§ **Passage shown**

--- Begin ---

Air Date: Week of September 22, 2000
Reporter Pippin Ross examines some innovative moves in reducing, recycling and re-use at Disney World. Disney says it hopes to become a role model in sustainable living. But, some area residents say the giant resort's uncontrolled development is setting a bad example for the rest of Florida.
KNOY: This is Living on Earth. I'm Laura Knoy, sitting in for Steve Curwood. Each year about 20 million people visit Walt Disney World in Orlando, Florida. They take home a slew of memories and they leave behind a million tons of trash, three billion gallons of wastewater, and otherwise, put a massive strain on the area's environment. To manage all the debris, Disney World recently began to recycle and compost much of its waste. It's also putting many of its fast land holdings into preserve. But some of Disney's neighbors aren't impressed. They hold the resort responsible for devastating acres of wetlands and introducing sprawl to what was once the headwaters of the Everglades. Pippin Ross reports.
ALBERT: (Laughs) Good afternoon. (Laughs) A pleasant day to you.
ROSS: Dressed in his impeccable blue and white admiral's uniform, Albert the Doorman at the Beach and Yacht Hotel embodies Disney's panache.
ALBERT: (Laughs) I like your smile. I like your smile. (Laughs)
ROSS: A flawless attention to detail, where music pipes from invisible speakers inside flower beds. Everything is spotlessly clean, freshly painted, and every setting designed to take the visitor from day to day reality into a fantasy world. Since opening in 1971, 600 million people have made the trip. And, like Ed Pyle of Wisconsin, are downright evangelical in their affection for the massive resort.

--- End ---

§ **Provided material**
--- Begin ---

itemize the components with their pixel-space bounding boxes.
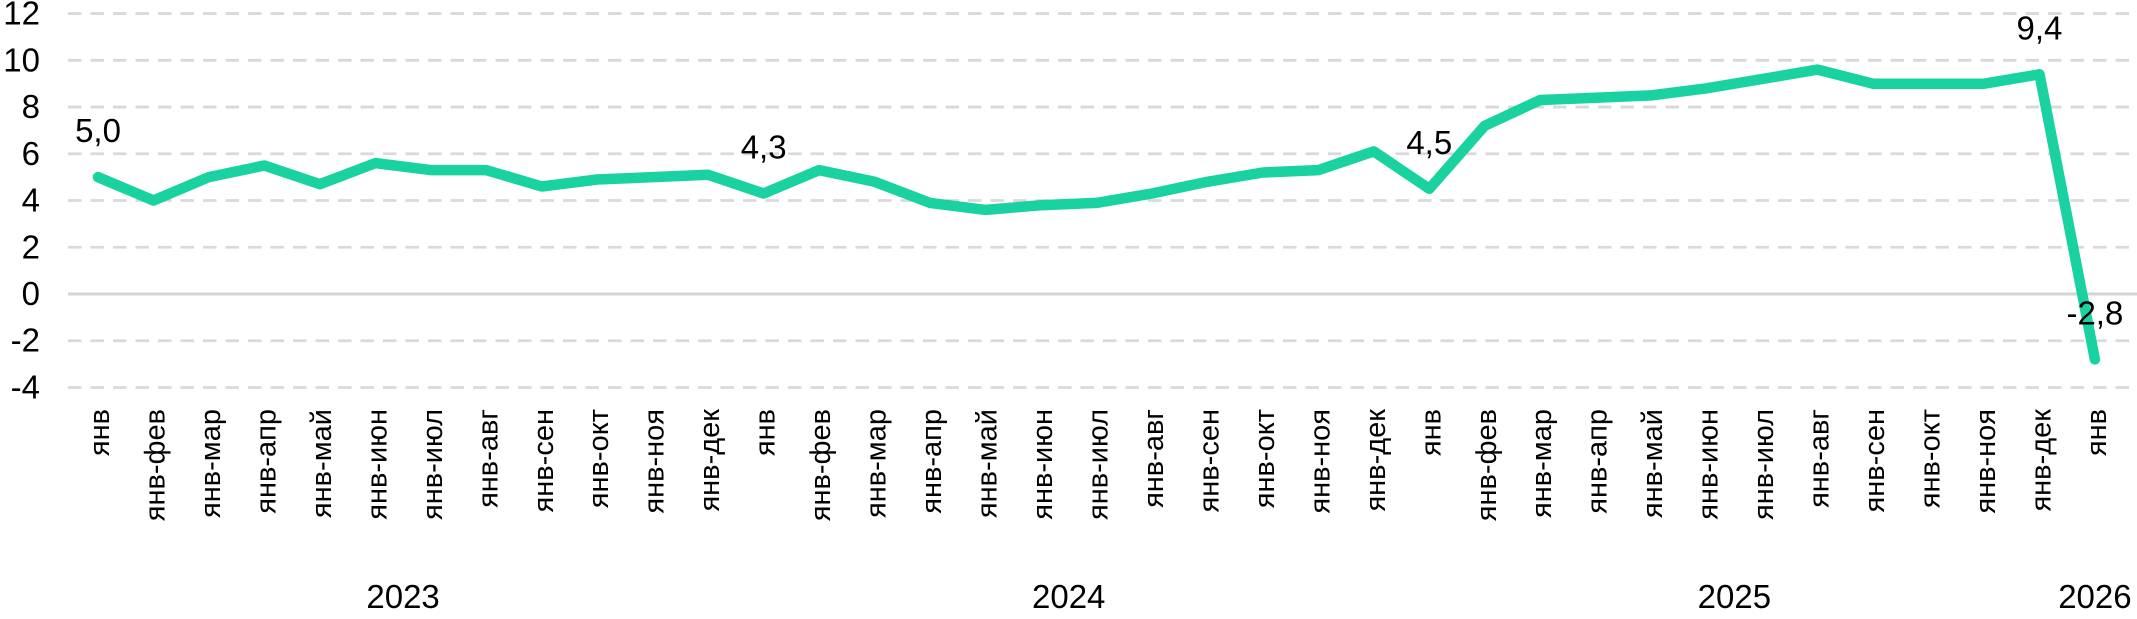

--- End ---

§ **Work to be completed**
Extract, word for word, the part of the Disney World transcript that opens with the words containing "ROSS: A flawless" and closes with "the massive resort.". The material has no connection to the Disney World transcript.

§ **Solution to the problem**
ROSS: A flawless attention to detail, where music pipes from invisible speakers inside flower beds. Everything is spotlessly clean, freshly painted, and every setting designed to take the visitor from day to day reality into a fantasy world. Since opening in 1971, 600 million people have made the trip. And, like Ed Pyle of Wisconsin, are downright evangelical in their affection for the massive resort.